:: INPUT MATERIAL

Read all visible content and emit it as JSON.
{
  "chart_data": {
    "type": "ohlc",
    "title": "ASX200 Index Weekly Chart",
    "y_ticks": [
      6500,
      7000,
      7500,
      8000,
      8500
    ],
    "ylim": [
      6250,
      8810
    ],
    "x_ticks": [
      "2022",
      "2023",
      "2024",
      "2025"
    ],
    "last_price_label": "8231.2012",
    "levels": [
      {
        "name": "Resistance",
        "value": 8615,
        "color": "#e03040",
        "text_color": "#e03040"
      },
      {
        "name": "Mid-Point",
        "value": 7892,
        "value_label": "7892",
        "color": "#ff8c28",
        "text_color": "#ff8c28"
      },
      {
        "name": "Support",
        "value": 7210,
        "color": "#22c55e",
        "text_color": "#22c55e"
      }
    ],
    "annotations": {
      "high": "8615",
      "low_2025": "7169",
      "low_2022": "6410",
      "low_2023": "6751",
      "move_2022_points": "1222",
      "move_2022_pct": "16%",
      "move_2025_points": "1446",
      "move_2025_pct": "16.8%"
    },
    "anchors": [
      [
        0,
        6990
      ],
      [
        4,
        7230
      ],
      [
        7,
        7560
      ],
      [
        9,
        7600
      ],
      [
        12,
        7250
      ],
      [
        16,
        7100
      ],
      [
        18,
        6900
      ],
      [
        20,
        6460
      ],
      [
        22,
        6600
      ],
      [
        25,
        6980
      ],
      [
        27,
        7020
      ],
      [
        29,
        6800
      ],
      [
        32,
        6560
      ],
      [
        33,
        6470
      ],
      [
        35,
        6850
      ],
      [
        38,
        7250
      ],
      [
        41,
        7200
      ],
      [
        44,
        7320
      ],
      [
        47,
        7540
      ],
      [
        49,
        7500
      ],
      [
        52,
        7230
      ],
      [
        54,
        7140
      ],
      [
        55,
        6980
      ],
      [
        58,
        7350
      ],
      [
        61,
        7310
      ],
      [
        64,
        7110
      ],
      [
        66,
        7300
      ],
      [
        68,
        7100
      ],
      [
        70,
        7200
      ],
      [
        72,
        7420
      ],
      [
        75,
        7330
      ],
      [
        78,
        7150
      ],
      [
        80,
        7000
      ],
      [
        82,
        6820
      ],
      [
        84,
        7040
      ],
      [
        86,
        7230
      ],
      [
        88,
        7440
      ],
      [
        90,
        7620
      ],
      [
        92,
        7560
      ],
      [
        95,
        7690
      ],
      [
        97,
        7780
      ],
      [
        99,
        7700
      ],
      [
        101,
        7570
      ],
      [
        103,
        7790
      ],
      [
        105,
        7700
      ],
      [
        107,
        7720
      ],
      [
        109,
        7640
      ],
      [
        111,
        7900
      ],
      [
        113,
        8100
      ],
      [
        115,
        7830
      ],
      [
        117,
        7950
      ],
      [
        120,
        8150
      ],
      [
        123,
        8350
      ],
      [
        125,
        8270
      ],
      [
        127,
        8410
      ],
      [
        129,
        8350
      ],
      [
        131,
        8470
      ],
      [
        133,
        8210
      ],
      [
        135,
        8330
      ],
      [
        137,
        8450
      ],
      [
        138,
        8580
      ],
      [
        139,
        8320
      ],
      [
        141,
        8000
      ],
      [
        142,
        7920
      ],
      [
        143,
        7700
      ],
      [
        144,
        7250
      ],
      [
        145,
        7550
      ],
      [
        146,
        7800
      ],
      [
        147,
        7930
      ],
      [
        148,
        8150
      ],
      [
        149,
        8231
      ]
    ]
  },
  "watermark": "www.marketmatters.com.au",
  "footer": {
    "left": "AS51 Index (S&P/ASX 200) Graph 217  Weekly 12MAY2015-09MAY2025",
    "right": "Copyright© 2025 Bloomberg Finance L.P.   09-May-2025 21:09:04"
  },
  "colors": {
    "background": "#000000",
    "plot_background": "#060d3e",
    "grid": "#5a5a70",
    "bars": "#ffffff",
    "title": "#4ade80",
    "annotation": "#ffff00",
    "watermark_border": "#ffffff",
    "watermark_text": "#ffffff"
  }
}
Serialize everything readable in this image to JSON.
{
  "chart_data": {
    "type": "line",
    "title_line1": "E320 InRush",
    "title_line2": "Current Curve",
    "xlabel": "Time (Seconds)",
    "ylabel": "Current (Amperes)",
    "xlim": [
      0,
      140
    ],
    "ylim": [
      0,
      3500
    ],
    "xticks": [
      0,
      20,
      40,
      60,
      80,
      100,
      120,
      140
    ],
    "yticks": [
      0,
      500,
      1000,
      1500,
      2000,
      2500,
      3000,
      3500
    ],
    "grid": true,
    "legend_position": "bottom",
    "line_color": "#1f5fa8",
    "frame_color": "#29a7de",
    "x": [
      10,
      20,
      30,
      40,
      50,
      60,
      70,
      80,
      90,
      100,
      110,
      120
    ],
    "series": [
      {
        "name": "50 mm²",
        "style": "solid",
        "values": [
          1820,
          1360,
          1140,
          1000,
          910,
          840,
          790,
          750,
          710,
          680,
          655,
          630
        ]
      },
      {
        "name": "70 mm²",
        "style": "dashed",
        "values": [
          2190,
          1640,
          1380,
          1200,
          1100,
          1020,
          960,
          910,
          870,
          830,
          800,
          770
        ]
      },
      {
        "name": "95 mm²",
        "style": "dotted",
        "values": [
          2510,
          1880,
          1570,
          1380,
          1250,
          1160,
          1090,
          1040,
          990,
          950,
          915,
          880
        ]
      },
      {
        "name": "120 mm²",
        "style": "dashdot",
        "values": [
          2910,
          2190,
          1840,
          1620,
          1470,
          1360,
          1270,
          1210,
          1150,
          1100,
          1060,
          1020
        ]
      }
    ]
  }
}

::::

REQUEST:
Gather each line from the listing above that holds "Index".

SOLUTION TO THIS EXERCISE:
    "title": "ASX200 Index Weekly Chart",
    "left": "AS51 Index (S&P/ASX 200) Graph 217  Weekly 12MAY2015-09MAY2025",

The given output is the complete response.